Requirement ::
Wherever a line holds the word "name", copy that line out.

Exercise material ::

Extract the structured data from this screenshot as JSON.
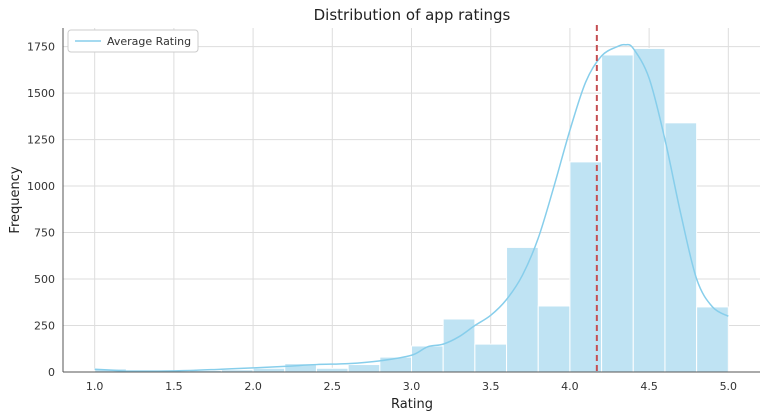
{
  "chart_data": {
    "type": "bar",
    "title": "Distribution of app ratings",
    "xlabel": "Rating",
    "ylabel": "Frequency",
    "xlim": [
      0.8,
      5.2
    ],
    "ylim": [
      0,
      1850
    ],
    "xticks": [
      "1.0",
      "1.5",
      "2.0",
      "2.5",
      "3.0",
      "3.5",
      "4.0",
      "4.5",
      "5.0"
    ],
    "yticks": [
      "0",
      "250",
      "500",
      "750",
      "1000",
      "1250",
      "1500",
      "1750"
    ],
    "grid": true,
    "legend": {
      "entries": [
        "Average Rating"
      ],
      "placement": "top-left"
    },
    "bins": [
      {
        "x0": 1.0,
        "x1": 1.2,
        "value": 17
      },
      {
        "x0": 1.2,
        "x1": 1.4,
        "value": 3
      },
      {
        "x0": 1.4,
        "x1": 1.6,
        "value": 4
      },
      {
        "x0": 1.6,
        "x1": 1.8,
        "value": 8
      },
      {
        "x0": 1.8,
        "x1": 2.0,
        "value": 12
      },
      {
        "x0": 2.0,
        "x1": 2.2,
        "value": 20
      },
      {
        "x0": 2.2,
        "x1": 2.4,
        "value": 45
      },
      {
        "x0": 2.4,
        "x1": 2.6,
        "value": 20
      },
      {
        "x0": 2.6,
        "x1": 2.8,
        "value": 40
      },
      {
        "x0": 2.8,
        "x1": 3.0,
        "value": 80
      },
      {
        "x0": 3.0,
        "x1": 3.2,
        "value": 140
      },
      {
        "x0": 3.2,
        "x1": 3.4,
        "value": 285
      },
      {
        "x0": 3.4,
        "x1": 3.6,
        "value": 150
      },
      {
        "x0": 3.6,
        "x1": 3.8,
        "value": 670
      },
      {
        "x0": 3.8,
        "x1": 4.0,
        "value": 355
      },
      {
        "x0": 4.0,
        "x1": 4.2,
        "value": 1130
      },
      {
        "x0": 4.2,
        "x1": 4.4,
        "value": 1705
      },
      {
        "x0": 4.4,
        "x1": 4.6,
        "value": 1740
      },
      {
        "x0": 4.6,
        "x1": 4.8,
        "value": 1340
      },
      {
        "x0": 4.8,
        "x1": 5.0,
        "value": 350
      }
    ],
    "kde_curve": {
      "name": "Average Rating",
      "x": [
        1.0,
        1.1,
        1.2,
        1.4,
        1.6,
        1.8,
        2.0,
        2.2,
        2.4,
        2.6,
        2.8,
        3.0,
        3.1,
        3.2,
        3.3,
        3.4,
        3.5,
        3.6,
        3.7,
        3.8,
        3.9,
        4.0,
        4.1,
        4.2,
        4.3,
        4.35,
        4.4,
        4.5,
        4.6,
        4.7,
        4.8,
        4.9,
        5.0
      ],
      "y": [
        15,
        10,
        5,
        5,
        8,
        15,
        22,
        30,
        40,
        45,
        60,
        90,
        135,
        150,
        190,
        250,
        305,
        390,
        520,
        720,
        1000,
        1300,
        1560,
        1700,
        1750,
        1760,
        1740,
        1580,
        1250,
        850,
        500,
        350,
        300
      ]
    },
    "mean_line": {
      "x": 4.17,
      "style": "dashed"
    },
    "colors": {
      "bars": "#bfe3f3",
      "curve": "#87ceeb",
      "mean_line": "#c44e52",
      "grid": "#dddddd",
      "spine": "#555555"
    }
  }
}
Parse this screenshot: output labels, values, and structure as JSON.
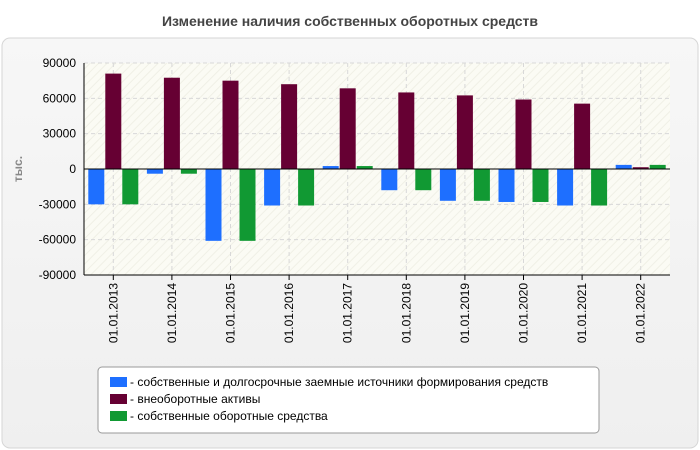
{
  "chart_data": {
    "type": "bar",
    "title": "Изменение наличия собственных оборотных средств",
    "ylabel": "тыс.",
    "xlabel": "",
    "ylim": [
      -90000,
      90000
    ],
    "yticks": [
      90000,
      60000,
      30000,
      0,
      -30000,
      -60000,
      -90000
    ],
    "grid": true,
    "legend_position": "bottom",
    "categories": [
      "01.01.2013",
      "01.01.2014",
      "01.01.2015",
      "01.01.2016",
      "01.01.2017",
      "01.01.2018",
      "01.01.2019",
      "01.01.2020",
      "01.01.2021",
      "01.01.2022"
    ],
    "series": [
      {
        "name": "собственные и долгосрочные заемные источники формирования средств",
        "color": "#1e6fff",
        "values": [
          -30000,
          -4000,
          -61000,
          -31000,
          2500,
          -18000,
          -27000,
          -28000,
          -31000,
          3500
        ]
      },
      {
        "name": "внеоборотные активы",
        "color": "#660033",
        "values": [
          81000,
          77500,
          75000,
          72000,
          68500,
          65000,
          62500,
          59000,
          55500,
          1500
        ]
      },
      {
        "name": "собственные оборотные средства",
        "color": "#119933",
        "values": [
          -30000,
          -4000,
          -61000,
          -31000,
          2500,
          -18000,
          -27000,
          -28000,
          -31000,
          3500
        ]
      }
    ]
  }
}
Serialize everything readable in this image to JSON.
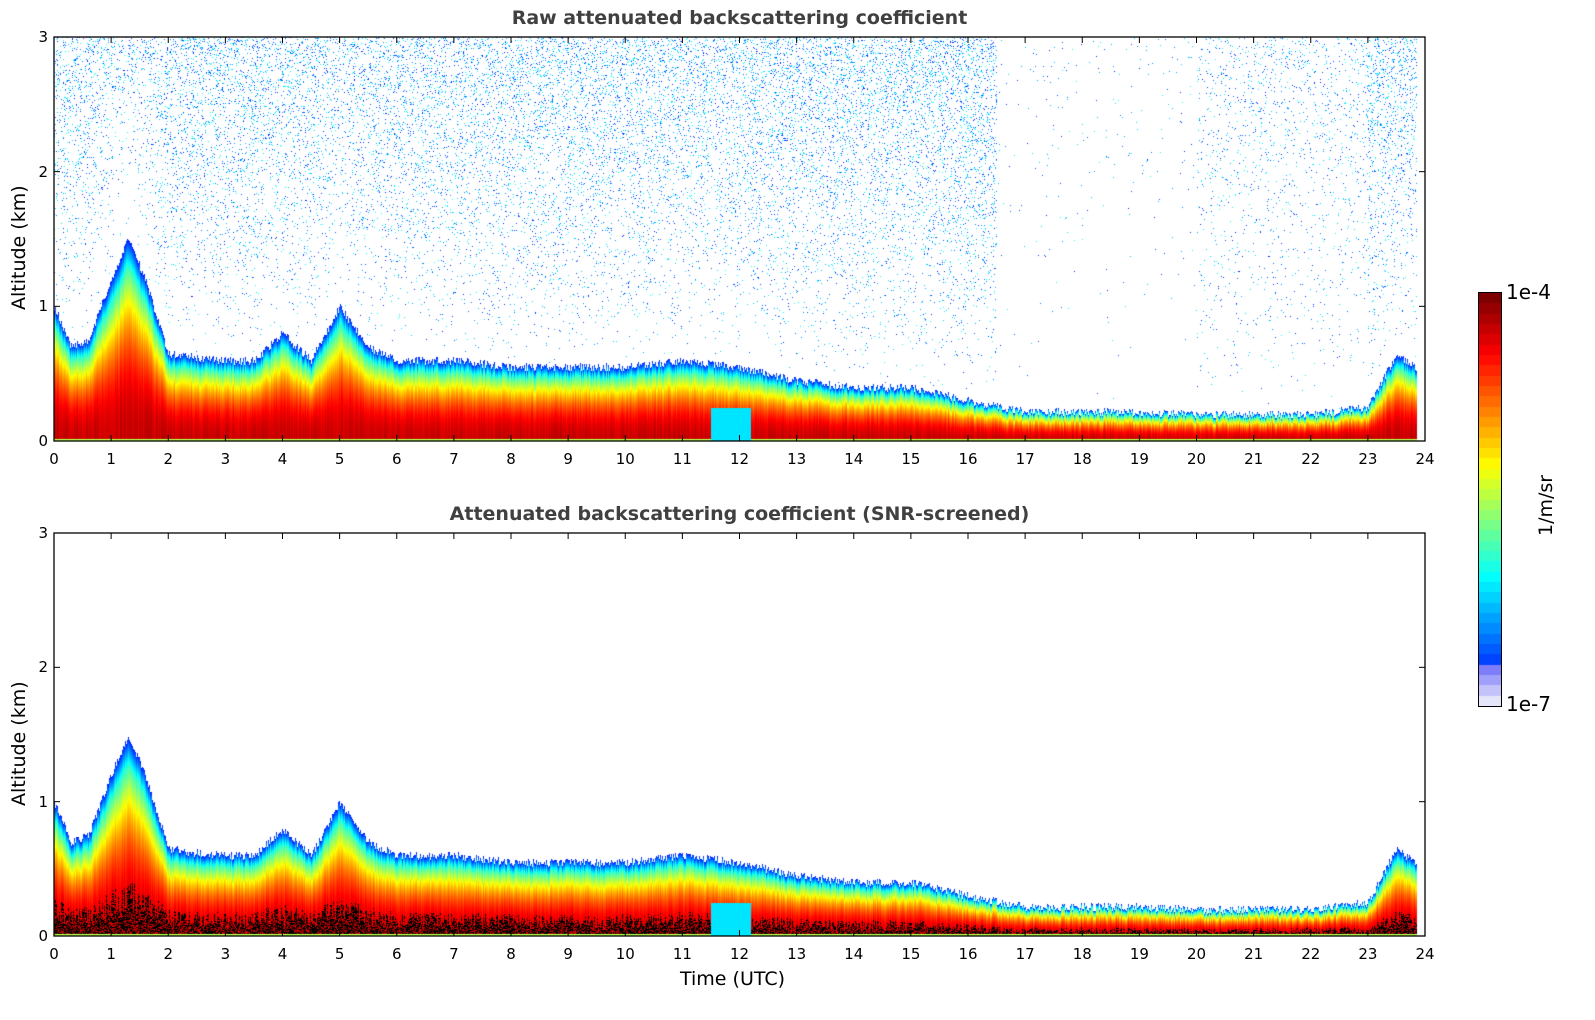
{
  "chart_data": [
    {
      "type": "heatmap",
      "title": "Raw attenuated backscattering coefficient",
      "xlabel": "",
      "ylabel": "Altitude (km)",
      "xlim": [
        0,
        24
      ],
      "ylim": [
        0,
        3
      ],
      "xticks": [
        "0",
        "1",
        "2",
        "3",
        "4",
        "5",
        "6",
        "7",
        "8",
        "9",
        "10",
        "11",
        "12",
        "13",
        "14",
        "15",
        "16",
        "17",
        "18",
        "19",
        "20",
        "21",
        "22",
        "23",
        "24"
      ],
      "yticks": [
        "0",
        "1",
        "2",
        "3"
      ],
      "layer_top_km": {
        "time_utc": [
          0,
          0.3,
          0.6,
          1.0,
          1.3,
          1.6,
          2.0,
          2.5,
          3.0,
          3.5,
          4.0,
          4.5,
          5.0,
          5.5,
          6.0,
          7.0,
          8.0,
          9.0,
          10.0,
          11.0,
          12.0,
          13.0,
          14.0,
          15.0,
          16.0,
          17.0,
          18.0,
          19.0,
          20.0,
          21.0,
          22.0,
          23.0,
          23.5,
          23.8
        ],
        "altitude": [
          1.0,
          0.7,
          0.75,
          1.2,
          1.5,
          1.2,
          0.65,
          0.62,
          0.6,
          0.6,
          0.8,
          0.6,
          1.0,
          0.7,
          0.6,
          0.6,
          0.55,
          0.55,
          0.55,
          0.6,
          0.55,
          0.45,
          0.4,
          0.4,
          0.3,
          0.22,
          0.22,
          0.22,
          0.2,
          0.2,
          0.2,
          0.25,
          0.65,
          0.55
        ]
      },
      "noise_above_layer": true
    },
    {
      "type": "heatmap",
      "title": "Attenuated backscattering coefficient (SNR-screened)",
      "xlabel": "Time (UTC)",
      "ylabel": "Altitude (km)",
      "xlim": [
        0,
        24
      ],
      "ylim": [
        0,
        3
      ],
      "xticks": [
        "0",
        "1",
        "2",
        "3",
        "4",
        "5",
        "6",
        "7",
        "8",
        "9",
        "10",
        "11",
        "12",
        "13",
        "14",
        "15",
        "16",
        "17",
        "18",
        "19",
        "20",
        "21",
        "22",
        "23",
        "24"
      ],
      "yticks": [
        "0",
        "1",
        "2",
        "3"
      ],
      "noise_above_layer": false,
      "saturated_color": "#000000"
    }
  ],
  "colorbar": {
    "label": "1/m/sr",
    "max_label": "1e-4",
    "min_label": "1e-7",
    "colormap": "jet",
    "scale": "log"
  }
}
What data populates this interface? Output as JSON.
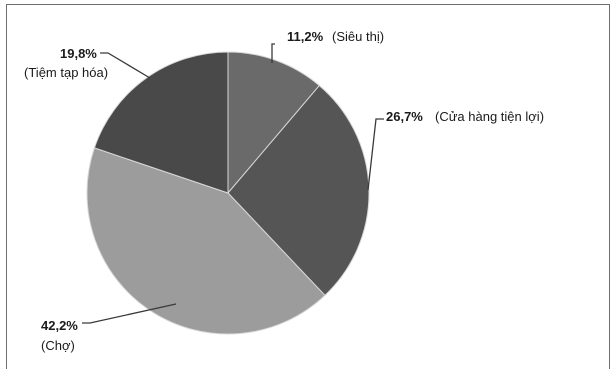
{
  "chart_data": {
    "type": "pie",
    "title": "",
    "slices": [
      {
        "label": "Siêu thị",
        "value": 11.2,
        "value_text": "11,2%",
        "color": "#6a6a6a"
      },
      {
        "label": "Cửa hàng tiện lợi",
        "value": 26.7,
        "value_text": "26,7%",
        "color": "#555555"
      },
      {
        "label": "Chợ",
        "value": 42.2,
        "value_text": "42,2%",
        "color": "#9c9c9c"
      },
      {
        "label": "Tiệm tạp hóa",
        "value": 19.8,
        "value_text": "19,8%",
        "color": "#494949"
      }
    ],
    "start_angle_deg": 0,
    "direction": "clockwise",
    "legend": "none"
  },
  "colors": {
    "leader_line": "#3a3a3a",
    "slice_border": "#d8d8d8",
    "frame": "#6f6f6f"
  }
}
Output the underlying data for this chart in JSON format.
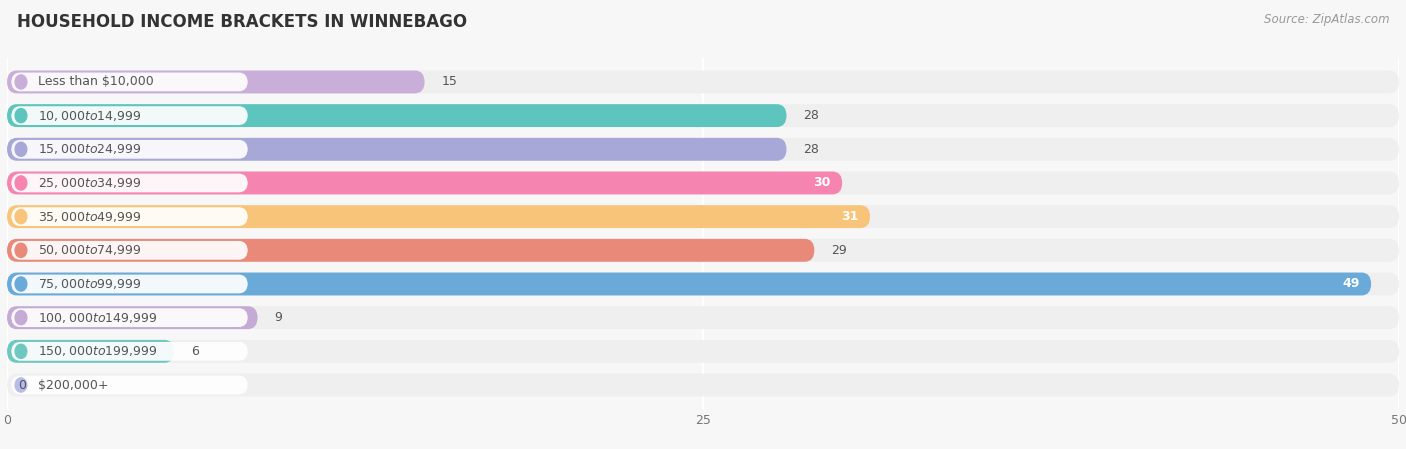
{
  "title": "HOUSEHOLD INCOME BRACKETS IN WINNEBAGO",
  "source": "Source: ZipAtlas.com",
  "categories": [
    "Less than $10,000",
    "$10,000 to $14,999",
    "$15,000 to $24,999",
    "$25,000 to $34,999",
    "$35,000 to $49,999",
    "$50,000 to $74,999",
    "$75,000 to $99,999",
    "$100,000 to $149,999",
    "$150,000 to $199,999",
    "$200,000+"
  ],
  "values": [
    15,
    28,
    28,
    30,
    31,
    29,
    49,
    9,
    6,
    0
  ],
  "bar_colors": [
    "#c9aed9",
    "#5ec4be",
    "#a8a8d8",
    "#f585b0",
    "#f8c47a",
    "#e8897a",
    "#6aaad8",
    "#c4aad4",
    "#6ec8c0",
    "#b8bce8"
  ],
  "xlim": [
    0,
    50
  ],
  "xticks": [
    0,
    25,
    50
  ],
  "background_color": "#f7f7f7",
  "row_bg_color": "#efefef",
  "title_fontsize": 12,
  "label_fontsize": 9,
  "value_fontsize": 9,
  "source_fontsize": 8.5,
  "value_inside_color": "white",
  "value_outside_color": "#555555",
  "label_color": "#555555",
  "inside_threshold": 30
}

Answer below ::
      "name": "Average Rating",
        "name": "собственные и долгосрочные заемные источники формирования средств",
        "name": "внеоборотные активы",
        "name": "собственные оборотные средства",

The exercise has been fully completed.